Report, as a bare number, how many lines contain the string "name".

# ROWS
────
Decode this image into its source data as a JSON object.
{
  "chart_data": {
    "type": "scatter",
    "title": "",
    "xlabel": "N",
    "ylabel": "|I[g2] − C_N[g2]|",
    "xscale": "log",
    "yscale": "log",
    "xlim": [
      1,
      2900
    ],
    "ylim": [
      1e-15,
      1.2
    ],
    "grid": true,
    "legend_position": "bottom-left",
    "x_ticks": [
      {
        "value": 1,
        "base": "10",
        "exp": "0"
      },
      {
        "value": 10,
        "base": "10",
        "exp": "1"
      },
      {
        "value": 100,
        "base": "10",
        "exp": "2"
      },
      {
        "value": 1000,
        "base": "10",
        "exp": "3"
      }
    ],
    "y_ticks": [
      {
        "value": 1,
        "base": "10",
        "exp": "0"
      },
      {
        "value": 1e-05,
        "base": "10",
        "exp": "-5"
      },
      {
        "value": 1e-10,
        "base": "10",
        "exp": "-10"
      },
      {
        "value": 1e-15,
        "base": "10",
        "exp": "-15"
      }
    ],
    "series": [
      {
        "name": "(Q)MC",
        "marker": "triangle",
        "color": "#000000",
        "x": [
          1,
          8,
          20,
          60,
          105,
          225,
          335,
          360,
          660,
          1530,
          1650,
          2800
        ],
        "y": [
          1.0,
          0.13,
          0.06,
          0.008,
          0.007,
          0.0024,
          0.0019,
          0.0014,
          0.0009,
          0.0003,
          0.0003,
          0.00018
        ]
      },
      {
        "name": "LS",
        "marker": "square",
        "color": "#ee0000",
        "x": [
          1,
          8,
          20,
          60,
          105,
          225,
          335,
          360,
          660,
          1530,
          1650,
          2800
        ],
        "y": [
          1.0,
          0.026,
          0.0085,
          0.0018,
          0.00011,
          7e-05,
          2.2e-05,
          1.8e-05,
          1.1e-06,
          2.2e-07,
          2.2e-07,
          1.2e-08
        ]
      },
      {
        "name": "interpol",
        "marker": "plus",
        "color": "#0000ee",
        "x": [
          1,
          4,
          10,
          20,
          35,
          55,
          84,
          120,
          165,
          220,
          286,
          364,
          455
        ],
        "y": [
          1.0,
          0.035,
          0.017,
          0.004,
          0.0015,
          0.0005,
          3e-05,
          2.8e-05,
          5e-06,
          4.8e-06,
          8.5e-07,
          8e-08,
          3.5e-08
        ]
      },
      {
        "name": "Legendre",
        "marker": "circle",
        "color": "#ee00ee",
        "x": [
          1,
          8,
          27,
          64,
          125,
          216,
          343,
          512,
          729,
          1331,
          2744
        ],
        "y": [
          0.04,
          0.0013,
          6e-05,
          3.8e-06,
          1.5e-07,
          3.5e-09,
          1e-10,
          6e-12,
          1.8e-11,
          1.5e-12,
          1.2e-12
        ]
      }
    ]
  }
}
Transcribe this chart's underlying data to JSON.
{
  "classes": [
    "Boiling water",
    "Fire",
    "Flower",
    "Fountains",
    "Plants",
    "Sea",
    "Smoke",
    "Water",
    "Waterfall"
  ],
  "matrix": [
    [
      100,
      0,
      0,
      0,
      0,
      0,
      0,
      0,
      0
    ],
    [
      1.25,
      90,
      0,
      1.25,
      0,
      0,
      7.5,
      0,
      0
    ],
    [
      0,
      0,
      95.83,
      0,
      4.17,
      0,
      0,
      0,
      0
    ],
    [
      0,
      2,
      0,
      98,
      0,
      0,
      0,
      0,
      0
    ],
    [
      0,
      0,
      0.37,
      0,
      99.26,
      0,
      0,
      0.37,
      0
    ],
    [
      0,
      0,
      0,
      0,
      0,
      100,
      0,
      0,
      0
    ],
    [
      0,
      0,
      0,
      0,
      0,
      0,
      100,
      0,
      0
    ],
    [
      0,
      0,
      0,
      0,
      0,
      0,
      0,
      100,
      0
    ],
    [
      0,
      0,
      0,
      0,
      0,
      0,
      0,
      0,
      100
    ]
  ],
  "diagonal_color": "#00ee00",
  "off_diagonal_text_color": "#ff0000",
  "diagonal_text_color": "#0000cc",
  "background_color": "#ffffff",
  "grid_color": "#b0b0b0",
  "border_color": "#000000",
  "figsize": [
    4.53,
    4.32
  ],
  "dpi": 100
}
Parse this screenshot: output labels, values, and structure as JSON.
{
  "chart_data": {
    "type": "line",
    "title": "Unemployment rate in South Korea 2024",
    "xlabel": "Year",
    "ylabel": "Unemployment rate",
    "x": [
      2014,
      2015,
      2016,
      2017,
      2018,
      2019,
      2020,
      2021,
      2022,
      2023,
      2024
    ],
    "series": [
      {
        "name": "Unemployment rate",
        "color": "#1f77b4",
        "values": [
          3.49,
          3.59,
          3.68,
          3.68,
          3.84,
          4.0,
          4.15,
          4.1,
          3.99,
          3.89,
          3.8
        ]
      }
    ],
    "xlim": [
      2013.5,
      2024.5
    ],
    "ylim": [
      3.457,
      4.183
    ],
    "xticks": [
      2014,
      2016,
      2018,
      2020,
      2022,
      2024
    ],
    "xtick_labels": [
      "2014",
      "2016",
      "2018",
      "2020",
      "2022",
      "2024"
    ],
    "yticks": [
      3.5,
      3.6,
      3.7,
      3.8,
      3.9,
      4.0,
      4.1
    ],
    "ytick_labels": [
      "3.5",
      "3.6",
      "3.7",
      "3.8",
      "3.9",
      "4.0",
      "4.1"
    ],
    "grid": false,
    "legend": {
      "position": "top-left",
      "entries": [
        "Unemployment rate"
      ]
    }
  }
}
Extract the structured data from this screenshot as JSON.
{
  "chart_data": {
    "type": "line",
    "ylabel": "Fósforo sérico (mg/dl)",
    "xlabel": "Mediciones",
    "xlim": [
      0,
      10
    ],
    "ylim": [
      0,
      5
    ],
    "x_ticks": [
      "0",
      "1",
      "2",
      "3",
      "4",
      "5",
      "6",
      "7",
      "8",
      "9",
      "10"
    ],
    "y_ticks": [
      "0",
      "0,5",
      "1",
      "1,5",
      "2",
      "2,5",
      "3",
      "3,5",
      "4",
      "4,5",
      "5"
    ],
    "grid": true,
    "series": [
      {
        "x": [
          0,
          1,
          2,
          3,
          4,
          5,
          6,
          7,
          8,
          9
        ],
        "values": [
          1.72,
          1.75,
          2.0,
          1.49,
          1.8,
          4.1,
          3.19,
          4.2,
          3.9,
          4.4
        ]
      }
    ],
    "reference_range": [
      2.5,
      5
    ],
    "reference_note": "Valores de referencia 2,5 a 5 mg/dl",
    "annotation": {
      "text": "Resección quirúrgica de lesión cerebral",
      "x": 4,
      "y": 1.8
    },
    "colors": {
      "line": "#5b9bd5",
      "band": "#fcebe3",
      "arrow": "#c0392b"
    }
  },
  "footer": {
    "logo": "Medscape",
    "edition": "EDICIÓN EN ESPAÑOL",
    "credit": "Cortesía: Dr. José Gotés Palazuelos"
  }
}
────
# TASK OUTPUT
5